══ Input rows

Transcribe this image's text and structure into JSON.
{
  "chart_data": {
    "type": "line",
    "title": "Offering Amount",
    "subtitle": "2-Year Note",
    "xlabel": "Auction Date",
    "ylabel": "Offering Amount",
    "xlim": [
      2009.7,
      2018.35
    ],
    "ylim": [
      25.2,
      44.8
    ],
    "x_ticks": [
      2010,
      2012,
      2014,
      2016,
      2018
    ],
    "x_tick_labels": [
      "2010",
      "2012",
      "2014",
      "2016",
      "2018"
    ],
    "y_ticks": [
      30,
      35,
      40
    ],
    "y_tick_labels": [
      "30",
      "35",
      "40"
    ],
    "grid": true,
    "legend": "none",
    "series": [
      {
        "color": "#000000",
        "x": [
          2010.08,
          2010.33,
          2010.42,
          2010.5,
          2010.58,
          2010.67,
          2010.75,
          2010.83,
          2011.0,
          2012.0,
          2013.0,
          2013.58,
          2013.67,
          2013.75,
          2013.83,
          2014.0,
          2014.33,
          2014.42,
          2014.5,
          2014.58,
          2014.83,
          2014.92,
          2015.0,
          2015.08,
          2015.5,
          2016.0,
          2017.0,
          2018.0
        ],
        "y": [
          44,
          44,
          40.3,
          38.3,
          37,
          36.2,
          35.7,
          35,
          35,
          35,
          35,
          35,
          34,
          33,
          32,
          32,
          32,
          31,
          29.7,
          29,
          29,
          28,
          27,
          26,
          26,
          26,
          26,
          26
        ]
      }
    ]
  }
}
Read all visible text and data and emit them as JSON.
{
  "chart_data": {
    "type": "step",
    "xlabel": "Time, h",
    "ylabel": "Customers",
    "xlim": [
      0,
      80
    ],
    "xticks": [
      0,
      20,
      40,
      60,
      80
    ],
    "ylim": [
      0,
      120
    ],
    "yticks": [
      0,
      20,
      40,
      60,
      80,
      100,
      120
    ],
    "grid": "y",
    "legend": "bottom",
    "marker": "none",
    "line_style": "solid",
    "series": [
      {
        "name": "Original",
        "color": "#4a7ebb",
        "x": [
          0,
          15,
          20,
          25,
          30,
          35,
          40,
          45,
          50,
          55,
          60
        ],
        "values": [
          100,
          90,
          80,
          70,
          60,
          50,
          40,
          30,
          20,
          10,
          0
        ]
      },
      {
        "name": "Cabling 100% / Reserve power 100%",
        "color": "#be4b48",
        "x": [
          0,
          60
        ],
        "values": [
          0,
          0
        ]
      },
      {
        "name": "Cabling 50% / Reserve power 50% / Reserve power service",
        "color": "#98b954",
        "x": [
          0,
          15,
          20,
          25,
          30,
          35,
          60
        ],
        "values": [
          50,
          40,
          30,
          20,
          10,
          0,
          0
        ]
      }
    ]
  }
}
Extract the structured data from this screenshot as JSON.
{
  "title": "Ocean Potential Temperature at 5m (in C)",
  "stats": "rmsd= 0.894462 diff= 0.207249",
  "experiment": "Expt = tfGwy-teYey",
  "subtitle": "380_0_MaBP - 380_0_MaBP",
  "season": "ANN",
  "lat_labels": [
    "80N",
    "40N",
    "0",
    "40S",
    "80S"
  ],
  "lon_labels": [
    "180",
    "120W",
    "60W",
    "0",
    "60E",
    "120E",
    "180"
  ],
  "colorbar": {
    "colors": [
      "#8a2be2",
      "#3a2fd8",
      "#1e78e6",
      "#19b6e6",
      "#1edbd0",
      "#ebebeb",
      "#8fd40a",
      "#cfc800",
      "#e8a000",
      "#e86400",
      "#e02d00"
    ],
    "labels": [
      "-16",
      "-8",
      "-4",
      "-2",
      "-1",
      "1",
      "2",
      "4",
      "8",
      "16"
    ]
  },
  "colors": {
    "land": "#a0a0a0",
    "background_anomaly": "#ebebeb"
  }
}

════

▸ **What needs to be done**
Nothing in the data may differ; print all of it exactly as written.

▸ **Exercise answer**
Transcribe this image's text and structure into JSON.
{
  "chart_data": {
    "type": "line",
    "title": "Offering Amount",
    "subtitle": "2-Year Note",
    "xlabel": "Auction Date",
    "ylabel": "Offering Amount",
    "xlim": [
      2009.7,
      2018.35
    ],
    "ylim": [
      25.2,
      44.8
    ],
    "x_ticks": [
      2010,
      2012,
      2014,
      2016,
      2018
    ],
    "x_tick_labels": [
      "2010",
      "2012",
      "2014",
      "2016",
      "2018"
    ],
    "y_ticks": [
      30,
      35,
      40
    ],
    "y_tick_labels": [
      "30",
      "35",
      "40"
    ],
    "grid": true,
    "legend": "none",
    "series": [
      {
        "color": "#000000",
        "x": [
          2010.08,
          2010.33,
          2010.42,
          2010.5,
          2010.58,
          2010.67,
          2010.75,
          2010.83,
          2011.0,
          2012.0,
          2013.0,
          2013.58,
          2013.67,
          2013.75,
          2013.83,
          2014.0,
          2014.33,
          2014.42,
          2014.5,
          2014.58,
          2014.83,
          2014.92,
          2015.0,
          2015.08,
          2015.5,
          2016.0,
          2017.0,
          2018.0
        ],
        "y": [
          44,
          44,
          40.3,
          38.3,
          37,
          36.2,
          35.7,
          35,
          35,
          35,
          35,
          35,
          34,
          33,
          32,
          32,
          32,
          31,
          29.7,
          29,
          29,
          28,
          27,
          26,
          26,
          26,
          26,
          26
        ]
      }
    ]
  }
}
Read all visible text and data and emit them as JSON.
{
  "chart_data": {
    "type": "step",
    "xlabel": "Time, h",
    "ylabel": "Customers",
    "xlim": [
      0,
      80
    ],
    "xticks": [
      0,
      20,
      40,
      60,
      80
    ],
    "ylim": [
      0,
      120
    ],
    "yticks": [
      0,
      20,
      40,
      60,
      80,
      100,
      120
    ],
    "grid": "y",
    "legend": "bottom",
    "marker": "none",
    "line_style": "solid",
    "series": [
      {
        "name": "Original",
        "color": "#4a7ebb",
        "x": [
          0,
          15,
          20,
          25,
          30,
          35,
          40,
          45,
          50,
          55,
          60
        ],
        "values": [
          100,
          90,
          80,
          70,
          60,
          50,
          40,
          30,
          20,
          10,
          0
        ]
      },
      {
        "name": "Cabling 100% / Reserve power 100%",
        "color": "#be4b48",
        "x": [
          0,
          60
        ],
        "values": [
          0,
          0
        ]
      },
      {
        "name": "Cabling 50% / Reserve power 50% / Reserve power service",
        "color": "#98b954",
        "x": [
          0,
          15,
          20,
          25,
          30,
          35,
          60
        ],
        "values": [
          50,
          40,
          30,
          20,
          10,
          0,
          0
        ]
      }
    ]
  }
}
Extract the structured data from this screenshot as JSON.
{
  "title": "Ocean Potential Temperature at 5m (in C)",
  "stats": "rmsd= 0.894462 diff= 0.207249",
  "experiment": "Expt = tfGwy-teYey",
  "subtitle": "380_0_MaBP - 380_0_MaBP",
  "season": "ANN",
  "lat_labels": [
    "80N",
    "40N",
    "0",
    "40S",
    "80S"
  ],
  "lon_labels": [
    "180",
    "120W",
    "60W",
    "0",
    "60E",
    "120E",
    "180"
  ],
  "colorbar": {
    "colors": [
      "#8a2be2",
      "#3a2fd8",
      "#1e78e6",
      "#19b6e6",
      "#1edbd0",
      "#ebebeb",
      "#8fd40a",
      "#cfc800",
      "#e8a000",
      "#e86400",
      "#e02d00"
    ],
    "labels": [
      "-16",
      "-8",
      "-4",
      "-2",
      "-1",
      "1",
      "2",
      "4",
      "8",
      "16"
    ]
  },
  "colors": {
    "land": "#a0a0a0",
    "background_anomaly": "#ebebeb"
  }
}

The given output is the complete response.